[Dataset items]
_____
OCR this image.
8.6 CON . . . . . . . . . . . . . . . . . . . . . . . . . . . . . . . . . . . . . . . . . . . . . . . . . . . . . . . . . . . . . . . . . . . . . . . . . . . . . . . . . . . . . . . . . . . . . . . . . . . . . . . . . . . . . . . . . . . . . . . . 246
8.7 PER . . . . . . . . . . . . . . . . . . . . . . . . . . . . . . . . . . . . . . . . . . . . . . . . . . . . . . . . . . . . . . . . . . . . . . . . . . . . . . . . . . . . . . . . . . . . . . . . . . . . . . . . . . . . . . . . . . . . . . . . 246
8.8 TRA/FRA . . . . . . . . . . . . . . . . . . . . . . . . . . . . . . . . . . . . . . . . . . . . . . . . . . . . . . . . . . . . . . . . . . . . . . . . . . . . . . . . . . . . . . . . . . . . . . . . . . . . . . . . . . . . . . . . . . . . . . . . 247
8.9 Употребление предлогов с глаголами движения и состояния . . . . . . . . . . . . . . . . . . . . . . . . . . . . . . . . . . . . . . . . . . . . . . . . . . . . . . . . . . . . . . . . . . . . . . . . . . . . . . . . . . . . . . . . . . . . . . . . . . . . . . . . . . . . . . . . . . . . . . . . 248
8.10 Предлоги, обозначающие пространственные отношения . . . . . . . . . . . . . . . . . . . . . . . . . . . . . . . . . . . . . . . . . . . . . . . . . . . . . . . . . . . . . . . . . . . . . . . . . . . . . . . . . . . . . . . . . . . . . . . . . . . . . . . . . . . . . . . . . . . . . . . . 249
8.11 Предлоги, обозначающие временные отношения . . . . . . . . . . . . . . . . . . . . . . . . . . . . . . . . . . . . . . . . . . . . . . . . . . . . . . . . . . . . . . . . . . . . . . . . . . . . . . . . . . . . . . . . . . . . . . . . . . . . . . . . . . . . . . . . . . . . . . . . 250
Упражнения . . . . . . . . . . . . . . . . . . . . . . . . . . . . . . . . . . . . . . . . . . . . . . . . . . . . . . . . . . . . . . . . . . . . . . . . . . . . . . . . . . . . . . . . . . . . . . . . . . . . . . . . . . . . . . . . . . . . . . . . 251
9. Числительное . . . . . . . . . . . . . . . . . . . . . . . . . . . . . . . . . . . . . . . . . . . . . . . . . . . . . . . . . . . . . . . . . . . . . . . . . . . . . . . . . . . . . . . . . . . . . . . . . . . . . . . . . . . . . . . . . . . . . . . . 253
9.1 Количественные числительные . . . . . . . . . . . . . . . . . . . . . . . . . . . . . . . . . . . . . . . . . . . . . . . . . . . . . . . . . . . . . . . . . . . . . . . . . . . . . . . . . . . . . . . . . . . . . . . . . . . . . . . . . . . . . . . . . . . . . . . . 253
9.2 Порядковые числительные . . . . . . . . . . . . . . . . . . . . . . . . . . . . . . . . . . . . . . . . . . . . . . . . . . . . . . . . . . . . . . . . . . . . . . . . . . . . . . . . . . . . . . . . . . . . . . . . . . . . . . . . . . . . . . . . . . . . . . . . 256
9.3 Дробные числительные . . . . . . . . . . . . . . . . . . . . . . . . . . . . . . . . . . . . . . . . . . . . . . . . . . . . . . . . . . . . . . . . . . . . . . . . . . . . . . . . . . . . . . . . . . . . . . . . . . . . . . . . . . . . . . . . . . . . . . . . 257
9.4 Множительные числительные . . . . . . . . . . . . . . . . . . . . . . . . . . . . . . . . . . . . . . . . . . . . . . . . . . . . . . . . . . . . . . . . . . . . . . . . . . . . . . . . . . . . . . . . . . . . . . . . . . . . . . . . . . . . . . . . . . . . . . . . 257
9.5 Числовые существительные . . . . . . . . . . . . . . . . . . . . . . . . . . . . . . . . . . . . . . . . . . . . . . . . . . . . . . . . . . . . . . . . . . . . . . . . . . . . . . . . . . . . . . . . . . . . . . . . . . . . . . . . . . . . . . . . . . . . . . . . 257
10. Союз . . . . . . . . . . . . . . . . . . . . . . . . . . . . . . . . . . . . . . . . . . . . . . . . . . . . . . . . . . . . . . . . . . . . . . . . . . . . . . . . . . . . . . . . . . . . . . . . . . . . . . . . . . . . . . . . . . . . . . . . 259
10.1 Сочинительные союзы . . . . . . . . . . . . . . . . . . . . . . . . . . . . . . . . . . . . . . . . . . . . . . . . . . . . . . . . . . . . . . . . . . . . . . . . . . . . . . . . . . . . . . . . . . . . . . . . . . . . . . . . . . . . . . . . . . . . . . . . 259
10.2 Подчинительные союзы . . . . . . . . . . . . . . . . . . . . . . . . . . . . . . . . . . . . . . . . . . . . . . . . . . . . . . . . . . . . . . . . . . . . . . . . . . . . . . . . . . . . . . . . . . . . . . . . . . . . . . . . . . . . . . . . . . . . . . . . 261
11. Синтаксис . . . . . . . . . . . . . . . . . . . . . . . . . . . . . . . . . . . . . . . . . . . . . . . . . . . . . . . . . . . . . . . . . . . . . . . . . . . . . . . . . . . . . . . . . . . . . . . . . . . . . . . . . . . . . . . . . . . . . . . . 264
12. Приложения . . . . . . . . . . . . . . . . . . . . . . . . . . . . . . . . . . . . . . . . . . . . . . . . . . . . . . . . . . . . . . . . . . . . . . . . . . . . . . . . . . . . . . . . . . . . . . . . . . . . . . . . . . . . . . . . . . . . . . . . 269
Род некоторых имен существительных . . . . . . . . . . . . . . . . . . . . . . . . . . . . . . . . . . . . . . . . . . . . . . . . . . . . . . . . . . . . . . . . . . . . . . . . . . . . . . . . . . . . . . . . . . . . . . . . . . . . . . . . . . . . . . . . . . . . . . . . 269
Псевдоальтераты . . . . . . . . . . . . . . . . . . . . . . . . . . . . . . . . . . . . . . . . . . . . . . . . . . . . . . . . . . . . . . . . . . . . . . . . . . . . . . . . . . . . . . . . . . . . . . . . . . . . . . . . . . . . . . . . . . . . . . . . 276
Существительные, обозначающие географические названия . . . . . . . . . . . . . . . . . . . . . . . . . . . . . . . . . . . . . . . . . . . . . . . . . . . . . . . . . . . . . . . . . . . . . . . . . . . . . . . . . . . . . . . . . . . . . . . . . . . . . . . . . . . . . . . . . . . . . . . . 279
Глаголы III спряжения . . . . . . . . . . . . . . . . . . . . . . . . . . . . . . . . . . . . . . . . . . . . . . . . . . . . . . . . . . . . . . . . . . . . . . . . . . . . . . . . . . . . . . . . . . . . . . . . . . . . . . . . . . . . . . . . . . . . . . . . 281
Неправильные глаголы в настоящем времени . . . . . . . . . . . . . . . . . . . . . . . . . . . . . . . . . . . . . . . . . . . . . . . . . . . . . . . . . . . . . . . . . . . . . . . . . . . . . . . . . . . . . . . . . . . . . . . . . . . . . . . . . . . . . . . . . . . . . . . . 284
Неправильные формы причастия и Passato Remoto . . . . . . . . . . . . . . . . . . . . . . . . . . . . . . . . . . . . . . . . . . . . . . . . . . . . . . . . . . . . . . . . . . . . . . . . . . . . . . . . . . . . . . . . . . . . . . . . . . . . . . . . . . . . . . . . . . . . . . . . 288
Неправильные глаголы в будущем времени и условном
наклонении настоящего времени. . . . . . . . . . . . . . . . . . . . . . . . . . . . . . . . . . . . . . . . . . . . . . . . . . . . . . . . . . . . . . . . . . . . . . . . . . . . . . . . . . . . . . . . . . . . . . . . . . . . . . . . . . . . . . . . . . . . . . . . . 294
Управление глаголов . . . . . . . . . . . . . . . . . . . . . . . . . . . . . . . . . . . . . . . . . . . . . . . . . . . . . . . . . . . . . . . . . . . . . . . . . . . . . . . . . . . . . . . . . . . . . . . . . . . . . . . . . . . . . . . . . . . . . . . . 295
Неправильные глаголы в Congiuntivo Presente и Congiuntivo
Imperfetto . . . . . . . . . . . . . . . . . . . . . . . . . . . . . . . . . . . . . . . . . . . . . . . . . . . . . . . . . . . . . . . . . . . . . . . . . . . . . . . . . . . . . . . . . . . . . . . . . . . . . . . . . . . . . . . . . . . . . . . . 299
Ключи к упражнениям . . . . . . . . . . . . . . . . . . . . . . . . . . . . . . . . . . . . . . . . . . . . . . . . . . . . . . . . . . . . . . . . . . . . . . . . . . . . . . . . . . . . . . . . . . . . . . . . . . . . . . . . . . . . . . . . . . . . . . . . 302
_____
[Problem to solve]: Count all lines of the data that include "отношения". The answer is the number alone.

[Response to the task]: 2